▸ TO-DO LIST
**A)** Render this sentence from the Nam June Paik text in Spanish: "He latched from the start onto a medium as elusive as a peep show and as interactive as a video game."
**B)** Reproduce the Nam June Paik text from "Way back in" up to and including "and the viewer.".

▸ READING TEXT
=-=-=
Experiments and Pratfalls

John Haber
in New York City

Nam June Paik

For a man who invented an entire art form, Nam June Paik can easily pass instead for a lovable eccentric. His form of video art indeed plays that role with abandon. It shows off his passion for junked TV sets, maddeningly unstructured images, and seriously funny performances.

At his death in January 2006, six years after a Guggenheim retrospective, one lost a remarkable innovator and a fitting icon of the 1960s, but can one still recall his influence? One had better. One can see his mark not just in new media. One can call works of his single- or multiple-channel video, performance or Pop Art assemblage, Minimalist or excessive, installation art or just playing around. Whatever one chooses, one finds it in the madness of contemporary art as well. It can lack depth, coherence, or even feeling, but one finds that problem everywhere today, too. Buddha (Museum for Contemporary Art/Center of Art and Media, Karlsruhe, 1989)

A postscript takes him to 2014 and a smaller survey. His goal was not to create high-tech toys, he long insisted, but "to humanize the technology." How then can Asia Society call its show "Becoming Robot"? The secret is to take each word seriously, the becoming along with the robot. It makes for a more interesting survey, with a focus on growth. And somehow it also makes for a more human one.

Video artist dies: details at eleven

Then again, video art alone has diverse and complex histories, while in turn art influenced TV. Video installations and single-channel video can have me wondering about a medium's split personalities. Instead of a single progenitor, one can see instead a family tree. (Michel Foucault would have said a genealogy.) And wherever one looks to locate an origin, Nam June Paik was there. He latched from the start onto a medium as elusive as a peep show and as interactive as a video game.

Way back in 1963, he created the first music video, without even a band. Exposition of Music-Electronic Television, his first solo show, filled a German gallery with doubly altered television sets. Set at almost any angle but upright, they turned a viewer's space all but upside down. And the distorted reception reflected music, performance, and still-emerging technologies. This work multiplies and displaces both the image and the viewer.

Call that video art—or art of the machine? Two years later, Paik invented it again. He bought a new invention, a Sony Portapak, just in time to catch the Pope's visit to New York. Video was born, with the new child all but blessed by the proper authorities. Now Paid could use an ordinary TV display for his art. One gets agonizingly slow-paced, personal narratives, like Andy Warhol with his innovative mix of home movies and underground film.
=-=-=
Layout region records:
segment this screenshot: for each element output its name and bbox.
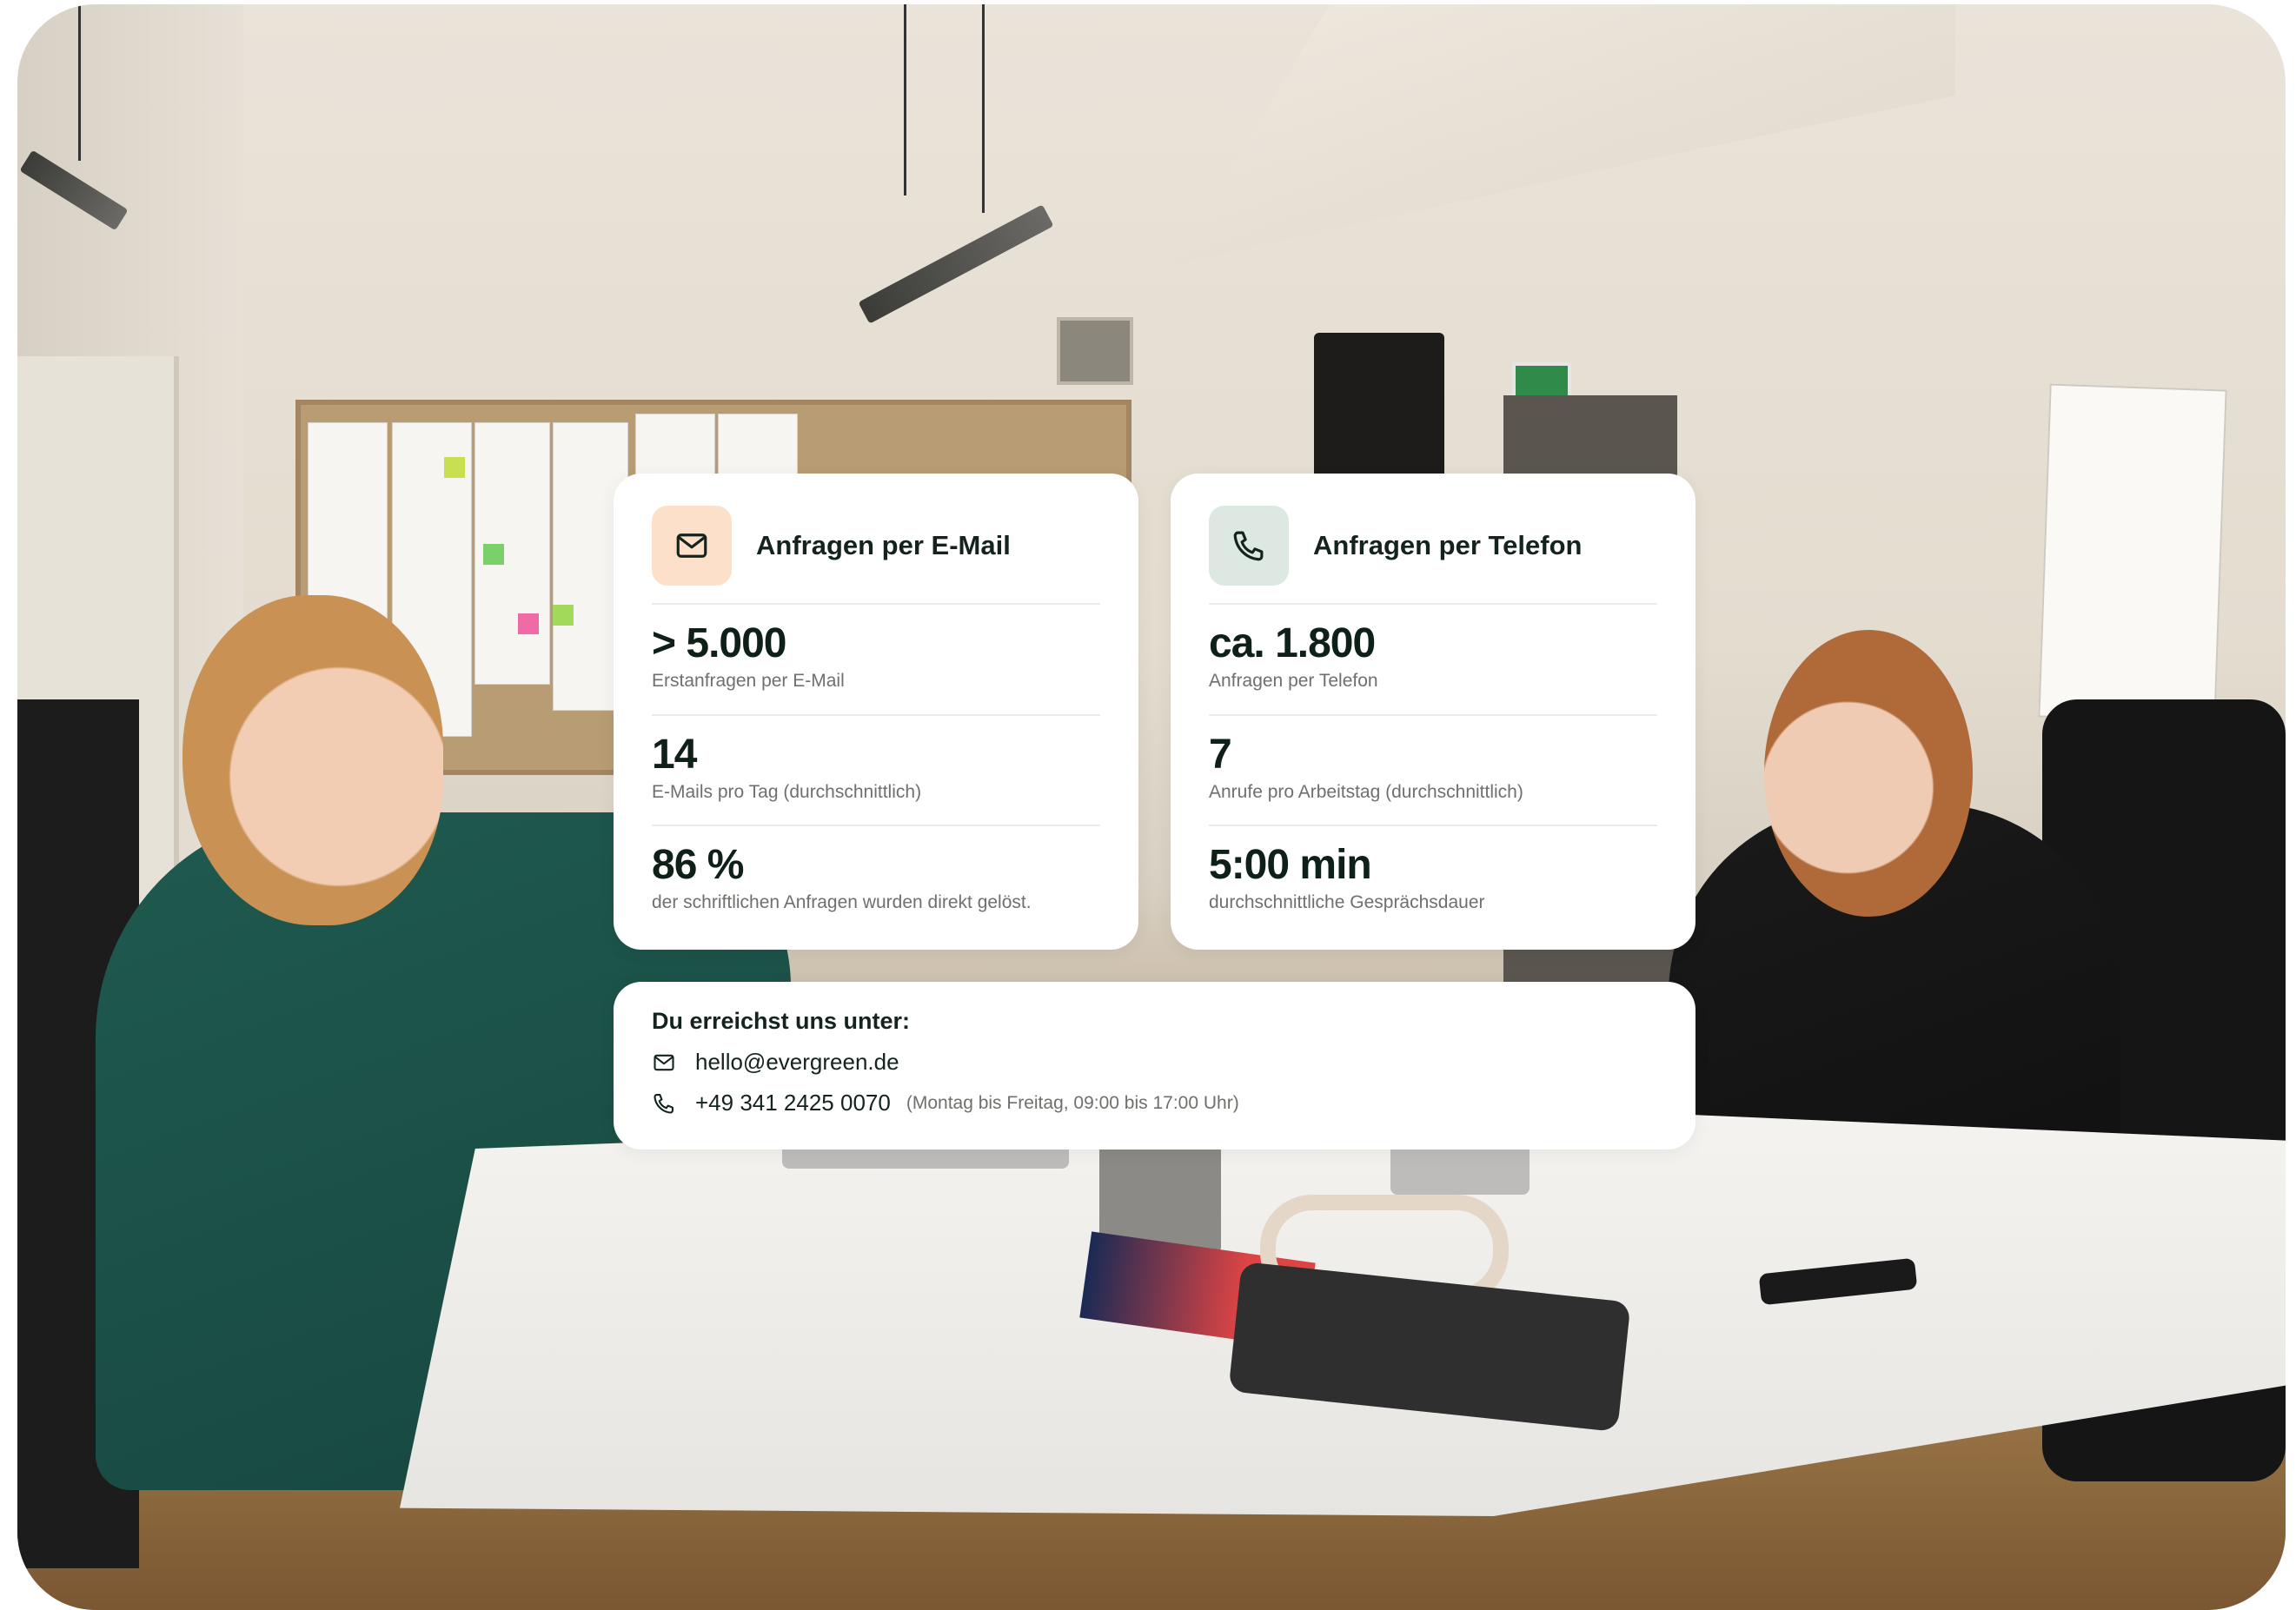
stat-resolution-rate: 86 % der schriftlichen Anfragen wurden d…: [652, 843, 1100, 914]
stat-label: Anfragen per Telefon: [1209, 671, 1378, 691]
stat-value: 7: [1209, 732, 1232, 778]
stat-calls-per-day: 7 Anrufe pro Arbeitstag (durchschnittlic…: [1209, 732, 1657, 804]
contact-phone-link[interactable]: +49 341 2425 0070: [695, 1090, 891, 1116]
divider: [652, 825, 1100, 826]
email-card-header: Anfragen per E-Mail: [652, 505, 1100, 586]
contact-phone-row[interactable]: +49 341 2425 0070 (Montag bis Freitag, 0…: [652, 1090, 1239, 1116]
stat-value: 5:00 min: [1209, 842, 1372, 888]
sticky-note: [444, 457, 465, 478]
sticky-note: [553, 605, 574, 626]
divider: [1209, 603, 1657, 605]
lamp-wire: [78, 4, 81, 161]
divider: [1209, 714, 1657, 716]
email-card-title: Anfragen per E-Mail: [756, 530, 1011, 560]
divider: [652, 603, 1100, 605]
stat-label: der schriftlichen Anfragen wurden direkt…: [652, 892, 1032, 912]
stat-label: durchschnittliche Gesprächsdauer: [1209, 892, 1485, 912]
divider: [652, 714, 1100, 716]
person-right-head: [1764, 630, 1973, 917]
email-stats-card: Anfragen per E-Mail > 5.000 Erstanfragen…: [614, 474, 1138, 950]
phone-icon: [1209, 506, 1289, 586]
contact-email-row[interactable]: hello@evergreen.de: [652, 1049, 899, 1076]
person-left-head: [182, 595, 443, 925]
stat-value: 86 %: [652, 842, 744, 888]
divider: [1209, 825, 1657, 826]
stat-label: Anrufe pro Arbeitstag (durchschnittlich): [1209, 782, 1523, 802]
lamp-wire: [982, 4, 985, 213]
phone-icon: [654, 1093, 674, 1114]
sticky-note: [518, 613, 539, 634]
ceiling-beam: [1173, 4, 1955, 265]
stat-label: Erstanfragen per E-Mail: [652, 671, 845, 691]
stat-total-calls: ca. 1.800 Anfragen per Telefon: [1209, 621, 1657, 692]
mail-icon: [652, 506, 732, 586]
wall-vent: [1057, 317, 1133, 385]
sticky-note: [483, 544, 504, 565]
stat-call-duration: 5:00 min durchschnittliche Gesprächsdaue…: [1209, 843, 1657, 914]
stat-label: E-Mails pro Tag (durchschnittlich): [652, 782, 922, 802]
todo-poster: [2038, 383, 2227, 724]
mail-icon: [654, 1054, 674, 1070]
stat-value: 14: [652, 732, 697, 778]
phone-card-title: Anfragen per Telefon: [1313, 530, 1583, 560]
phone-card-header: Anfragen per Telefon: [1209, 505, 1657, 586]
contact-card: Du erreichst uns unter: hello@evergreen.…: [614, 982, 1695, 1150]
office-background-photo: [17, 4, 2286, 1610]
stat-emails-per-day: 14 E-Mails pro Tag (durchschnittlich): [652, 732, 1100, 804]
contact-email-link[interactable]: hello@evergreen.de: [695, 1049, 899, 1076]
stat-value: ca. 1.800: [1209, 620, 1376, 666]
contact-hours: (Montag bis Freitag, 09:00 bis 17:00 Uhr…: [906, 1092, 1239, 1113]
phone-stats-card: Anfragen per Telefon ca. 1.800 Anfragen …: [1171, 474, 1695, 950]
lamp-wire: [904, 4, 906, 195]
stat-total-emails: > 5.000 Erstanfragen per E-Mail: [652, 621, 1100, 692]
ceiling-lamp: [858, 204, 1054, 324]
contact-title: Du erreichst uns unter:: [652, 1008, 911, 1034]
stat-value: > 5.000: [652, 620, 786, 666]
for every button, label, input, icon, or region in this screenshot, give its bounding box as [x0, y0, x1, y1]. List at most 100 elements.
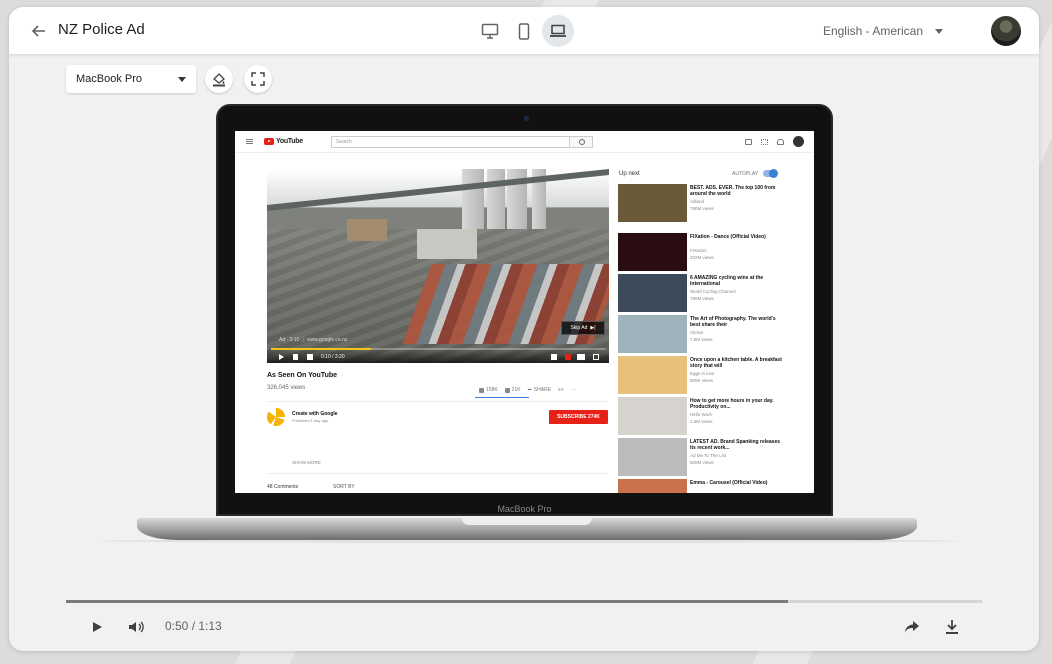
recommendation-title[interactable]: BEST. ADS. EVER. The top 100 from around…: [690, 185, 785, 197]
language-label: English - American: [822, 24, 923, 38]
recommendation-thumbnail[interactable]: [618, 356, 687, 394]
youtube-search-input[interactable]: Search: [331, 136, 570, 148]
laptop-notch: [462, 518, 592, 525]
autoplay-label: AUTOPLAY: [732, 171, 759, 177]
sort-by-button[interactable]: SORT BY: [333, 484, 355, 490]
skip-ad-label: Skip Ad: [570, 325, 588, 331]
recommendation-channel: Adland: [690, 199, 705, 204]
recommendation-channel: Clicker: [690, 330, 704, 335]
background-color-button[interactable]: [205, 65, 233, 93]
next-icon[interactable]: [293, 354, 298, 360]
recommendation-item[interactable]: The Art of Photography. The world's best…: [618, 315, 788, 353]
playback-time: 0:50 / 1:13: [165, 619, 222, 633]
recommendation-item[interactable]: BEST. ADS. EVER. The top 100 from around…: [618, 184, 788, 222]
recommendation-channel: Ad Me To The List: [690, 453, 727, 458]
recommendation-thumbnail[interactable]: [618, 184, 687, 222]
play-icon[interactable]: [279, 354, 284, 360]
recommendation-thumbnail[interactable]: [618, 315, 687, 353]
play-button[interactable]: [87, 617, 107, 637]
bell-icon[interactable]: [777, 138, 784, 145]
youtube-logo[interactable]: YouTube: [264, 138, 303, 145]
laptop-mode-button[interactable]: [542, 15, 574, 47]
playback-progress-fill: [66, 600, 788, 603]
recommendation-title[interactable]: The Art of Photography. The world's best…: [690, 316, 785, 328]
dislike-button[interactable]: 21K: [504, 387, 521, 393]
desktop-mode-button[interactable]: [474, 15, 506, 47]
hamburger-menu-icon[interactable]: [246, 139, 253, 144]
theater-mode-icon[interactable]: [577, 354, 585, 360]
subscribe-button[interactable]: SUBSCRIBE 274K: [549, 410, 608, 424]
search-icon[interactable]: [569, 136, 593, 148]
recommendation-item[interactable]: LATEST AD. Brand Spanking releases its r…: [618, 438, 788, 476]
more-options-button[interactable]: ···: [571, 387, 576, 393]
laptop-base: [137, 518, 917, 540]
recommendation-views: 780M views: [690, 296, 714, 301]
language-selector[interactable]: English - American: [823, 24, 943, 38]
device-model-value: MacBook Pro: [76, 73, 143, 85]
share-label: SHARE: [533, 387, 552, 393]
recommendation-channel: Eggs in love: [690, 371, 715, 376]
channel-avatar[interactable]: [267, 408, 285, 426]
skip-ad-button[interactable]: Skip Ad ▶|: [561, 321, 605, 335]
back-arrow-icon[interactable]: [29, 21, 49, 41]
video-player[interactable]: Ad · 3:10 ⓘ www.google.co.nz Skip Ad ▶| …: [267, 169, 609, 363]
youtube-header: YouTube Search: [235, 131, 814, 153]
recommendation-thumbnail[interactable]: [618, 438, 687, 476]
recommendation-item[interactable]: Once upon a kitchen table. A breakfast s…: [618, 356, 788, 394]
recommendation-thumbnail[interactable]: [618, 274, 687, 312]
fullscreen-button[interactable]: [244, 65, 272, 93]
chevron-down-icon: [935, 28, 943, 34]
subtitles-icon[interactable]: [551, 354, 557, 360]
show-more-link[interactable]: SHOW MORE: [292, 460, 321, 465]
recommendation-item[interactable]: How to get more hours in your day. Produ…: [618, 397, 788, 435]
volume-icon: [129, 621, 144, 633]
recommendation-views: 500M views: [690, 460, 714, 465]
recommendation-title[interactable]: Once upon a kitchen table. A breakfast s…: [690, 357, 785, 369]
add-to-playlist-button[interactable]: ≡+: [558, 387, 564, 393]
volume-button[interactable]: [126, 617, 146, 637]
recommendation-title[interactable]: LATEST AD. Brand Spanking releases its r…: [690, 439, 785, 451]
recommendation-item[interactable]: Emma - Carousel (Official Video)Flat Rec…: [618, 479, 788, 493]
recommendation-item[interactable]: FIXation - Dance (Official Video) FIXatio…: [618, 233, 788, 271]
thumbs-up-icon: [479, 387, 484, 393]
recommendation-thumbnail[interactable]: [618, 233, 687, 271]
comments-count: 48 Comments: [267, 484, 299, 490]
autoplay-toggle[interactable]: [763, 169, 778, 178]
user-avatar[interactable]: [991, 16, 1021, 46]
volume-icon[interactable]: [307, 354, 313, 360]
like-button[interactable]: 158K: [479, 387, 498, 393]
fullscreen-icon[interactable]: [593, 354, 599, 360]
recommendation-thumbnail[interactable]: [618, 479, 687, 493]
settings-gear-icon[interactable]: [565, 354, 571, 360]
apps-grid-icon[interactable]: [761, 138, 768, 145]
divider: [267, 401, 608, 402]
thumbs-down-icon: [504, 387, 510, 393]
playback-progress-bar[interactable]: [66, 600, 982, 603]
recommendation-title[interactable]: How to get more hours in your day. Produ…: [690, 398, 785, 410]
share-button[interactable]: ➦ SHARE: [528, 387, 551, 393]
video-title: As Seen On YouTube: [267, 372, 338, 379]
phone-icon: [518, 22, 530, 40]
share-button[interactable]: [902, 617, 922, 637]
recommendation-thumbnail[interactable]: [618, 397, 687, 435]
share-arrow-icon: ➦: [527, 387, 532, 393]
chevron-down-icon: [178, 77, 186, 82]
camera-icon: [524, 116, 529, 121]
video-views: 326,045 views: [267, 385, 306, 391]
recommendation-title[interactable]: FIXation - Dance (Official Video): [690, 234, 785, 240]
recommendation-channel: Hello Work: [690, 412, 712, 417]
page-title: NZ Police Ad: [58, 21, 145, 38]
device-model-select[interactable]: MacBook Pro: [66, 65, 196, 93]
playlist-add-icon: ≡+: [558, 387, 564, 393]
phone-mode-button[interactable]: [508, 15, 540, 47]
more-horizontal-icon: ···: [570, 387, 576, 393]
youtube-avatar[interactable]: [793, 136, 804, 147]
download-button[interactable]: [942, 617, 962, 637]
channel-name[interactable]: Create with Google: [292, 411, 338, 417]
recommendation-title[interactable]: Emma - Carousel (Official Video): [690, 480, 785, 486]
recommendation-item[interactable]: 6 AMAZING cycling wins at the internatio…: [618, 274, 788, 312]
recommendation-title[interactable]: 6 AMAZING cycling wins at the internatio…: [690, 275, 785, 287]
recommendation-views: 7.5M views: [690, 337, 713, 342]
video-building: [417, 229, 477, 259]
video-camera-icon[interactable]: [745, 138, 752, 145]
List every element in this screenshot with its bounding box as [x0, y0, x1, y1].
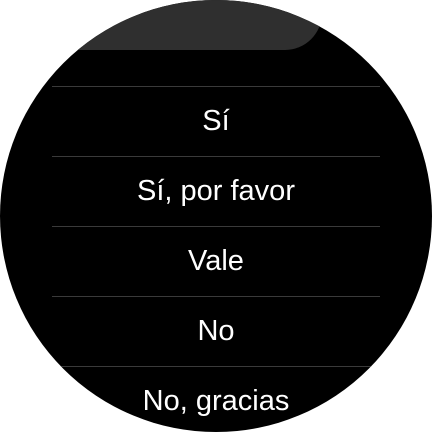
compose-hint-text: aje — [96, 0, 129, 11]
message-compose-bar[interactable]: aje — [10, 0, 322, 50]
quick-reply-label: Vale — [188, 245, 244, 277]
quick-reply-item[interactable]: No, gracias — [52, 366, 380, 432]
quick-reply-item[interactable]: Sí, por favor — [52, 156, 380, 226]
quick-reply-item[interactable]: Sí — [52, 86, 380, 156]
quick-reply-list: Sí Sí, por favor Vale No No, gracias — [52, 86, 380, 432]
watch-screen: aje Sí Sí, por favor Vale No No, gracias — [0, 0, 432, 432]
quick-reply-label: Sí — [202, 105, 230, 137]
quick-reply-label: No, gracias — [142, 385, 290, 417]
quick-reply-label: No — [197, 315, 235, 347]
quick-reply-item[interactable]: Vale — [52, 226, 380, 296]
quick-reply-label: Sí, por favor — [137, 175, 295, 207]
quick-reply-item[interactable]: No — [52, 296, 380, 366]
smiley-face-icon[interactable] — [284, 0, 312, 9]
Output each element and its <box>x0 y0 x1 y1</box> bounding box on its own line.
=-=-=
▸ WORKED SOLUTIONS
**A)** Desde el principio se aferró a un medio tan esquivo como un espectáculo de mirilla y tan interactivo como un videojuego.

**B)**
Way back in 1963, he created the first music video, without even a band. Exposition of Music-Electronic Television, his first solo show, filled a German gallery with doubly altered television sets. Set at almost any angle but upright, they turned a viewer's space all but upside down. And the distorted reception reflected music, performance, and still-emerging technologies. This work multiplies and displaces both the image and the viewer.